Copy every row below verbatim, keeping each line and its order unchanged.

### THE DATA

'''

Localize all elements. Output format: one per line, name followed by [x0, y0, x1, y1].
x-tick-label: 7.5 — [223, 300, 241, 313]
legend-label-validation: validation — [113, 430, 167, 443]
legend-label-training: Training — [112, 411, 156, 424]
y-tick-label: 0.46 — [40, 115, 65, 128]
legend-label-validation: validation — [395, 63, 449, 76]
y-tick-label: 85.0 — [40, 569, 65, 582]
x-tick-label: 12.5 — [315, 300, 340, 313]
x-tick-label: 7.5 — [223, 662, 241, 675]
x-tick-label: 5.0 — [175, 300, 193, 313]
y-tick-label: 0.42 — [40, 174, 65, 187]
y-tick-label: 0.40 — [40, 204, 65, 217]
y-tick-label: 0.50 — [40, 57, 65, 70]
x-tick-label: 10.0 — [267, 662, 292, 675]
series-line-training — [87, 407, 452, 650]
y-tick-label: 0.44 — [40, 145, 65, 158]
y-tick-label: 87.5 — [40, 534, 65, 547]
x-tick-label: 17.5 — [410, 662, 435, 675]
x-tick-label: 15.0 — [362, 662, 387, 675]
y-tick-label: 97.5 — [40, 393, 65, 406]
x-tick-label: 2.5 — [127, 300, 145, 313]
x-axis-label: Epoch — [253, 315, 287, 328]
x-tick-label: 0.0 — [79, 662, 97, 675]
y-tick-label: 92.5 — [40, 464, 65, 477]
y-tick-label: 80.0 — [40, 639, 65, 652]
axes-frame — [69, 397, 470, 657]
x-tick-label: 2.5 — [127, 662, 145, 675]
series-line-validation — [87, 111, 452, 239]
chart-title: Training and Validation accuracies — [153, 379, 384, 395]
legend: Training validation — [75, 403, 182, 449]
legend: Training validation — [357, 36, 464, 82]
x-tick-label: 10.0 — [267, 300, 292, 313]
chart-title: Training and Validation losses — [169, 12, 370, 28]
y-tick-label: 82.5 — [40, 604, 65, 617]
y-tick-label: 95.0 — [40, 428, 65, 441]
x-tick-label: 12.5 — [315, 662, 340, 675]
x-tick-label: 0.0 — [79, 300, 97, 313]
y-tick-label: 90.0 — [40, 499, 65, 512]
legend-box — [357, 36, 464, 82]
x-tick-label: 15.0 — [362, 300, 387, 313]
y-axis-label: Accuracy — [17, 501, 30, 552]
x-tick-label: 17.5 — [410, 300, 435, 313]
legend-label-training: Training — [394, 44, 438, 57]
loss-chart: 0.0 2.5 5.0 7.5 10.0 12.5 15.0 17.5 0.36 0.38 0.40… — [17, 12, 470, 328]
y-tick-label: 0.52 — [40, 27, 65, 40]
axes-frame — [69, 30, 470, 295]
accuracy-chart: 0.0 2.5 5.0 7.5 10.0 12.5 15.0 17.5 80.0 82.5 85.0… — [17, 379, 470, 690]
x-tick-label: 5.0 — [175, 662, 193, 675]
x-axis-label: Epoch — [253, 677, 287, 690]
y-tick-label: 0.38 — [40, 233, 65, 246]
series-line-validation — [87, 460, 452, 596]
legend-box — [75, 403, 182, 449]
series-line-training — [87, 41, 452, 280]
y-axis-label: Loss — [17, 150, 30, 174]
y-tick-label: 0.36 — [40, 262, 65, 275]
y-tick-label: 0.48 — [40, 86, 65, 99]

'''

### RESULT FOR THIS TASK
Localize all elements. Output format: one per line, name followed by [x0, y0, x1, y1].
x-tick-label: 7.5 — [223, 300, 241, 313]
legend-label-validation: validation — [113, 430, 167, 443]
legend-label-training: Training — [112, 411, 156, 424]
y-tick-label: 0.46 — [40, 115, 65, 128]
legend-label-validation: validation — [395, 63, 449, 76]
y-tick-label: 85.0 — [40, 569, 65, 582]
x-tick-label: 12.5 — [315, 300, 340, 313]
x-tick-label: 7.5 — [223, 662, 241, 675]
x-tick-label: 5.0 — [175, 300, 193, 313]
y-tick-label: 0.42 — [40, 174, 65, 187]
y-tick-label: 0.40 — [40, 204, 65, 217]
y-tick-label: 0.50 — [40, 57, 65, 70]
x-tick-label: 10.0 — [267, 662, 292, 675]
series-line-training — [87, 407, 452, 650]
y-tick-label: 0.44 — [40, 145, 65, 158]
y-tick-label: 87.5 — [40, 534, 65, 547]
x-tick-label: 17.5 — [410, 662, 435, 675]
x-tick-label: 15.0 — [362, 662, 387, 675]
y-tick-label: 97.5 — [40, 393, 65, 406]
x-tick-label: 2.5 — [127, 300, 145, 313]
x-axis-label: Epoch — [253, 315, 287, 328]
x-tick-label: 0.0 — [79, 662, 97, 675]
y-tick-label: 92.5 — [40, 464, 65, 477]
y-tick-label: 80.0 — [40, 639, 65, 652]
axes-frame — [69, 397, 470, 657]
x-tick-label: 2.5 — [127, 662, 145, 675]
series-line-validation — [87, 111, 452, 239]
chart-title: Training and Validation accuracies — [153, 379, 384, 395]
legend: Training validation — [75, 403, 182, 449]
legend: Training validation — [357, 36, 464, 82]
x-tick-label: 10.0 — [267, 300, 292, 313]
chart-title: Training and Validation losses — [169, 12, 370, 28]
y-tick-label: 82.5 — [40, 604, 65, 617]
y-tick-label: 95.0 — [40, 428, 65, 441]
x-tick-label: 12.5 — [315, 662, 340, 675]
x-tick-label: 0.0 — [79, 300, 97, 313]
y-tick-label: 90.0 — [40, 499, 65, 512]
legend-box — [357, 36, 464, 82]
x-tick-label: 15.0 — [362, 300, 387, 313]
y-axis-label: Accuracy — [17, 501, 30, 552]
x-tick-label: 17.5 — [410, 300, 435, 313]
legend-label-training: Training — [394, 44, 438, 57]
loss-chart: 0.0 2.5 5.0 7.5 10.0 12.5 15.0 17.5 0.36 0.38 0.40… — [17, 12, 470, 328]
y-tick-label: 0.52 — [40, 27, 65, 40]
axes-frame — [69, 30, 470, 295]
accuracy-chart: 0.0 2.5 5.0 7.5 10.0 12.5 15.0 17.5 80.0 82.5 85.0… — [17, 379, 470, 690]
x-tick-label: 5.0 — [175, 662, 193, 675]
x-axis-label: Epoch — [253, 677, 287, 690]
y-tick-label: 0.38 — [40, 233, 65, 246]
series-line-validation — [87, 460, 452, 596]
legend-box — [75, 403, 182, 449]
series-line-training — [87, 41, 452, 280]
y-axis-label: Loss — [17, 150, 30, 174]
y-tick-label: 0.36 — [40, 262, 65, 275]
y-tick-label: 0.48 — [40, 86, 65, 99]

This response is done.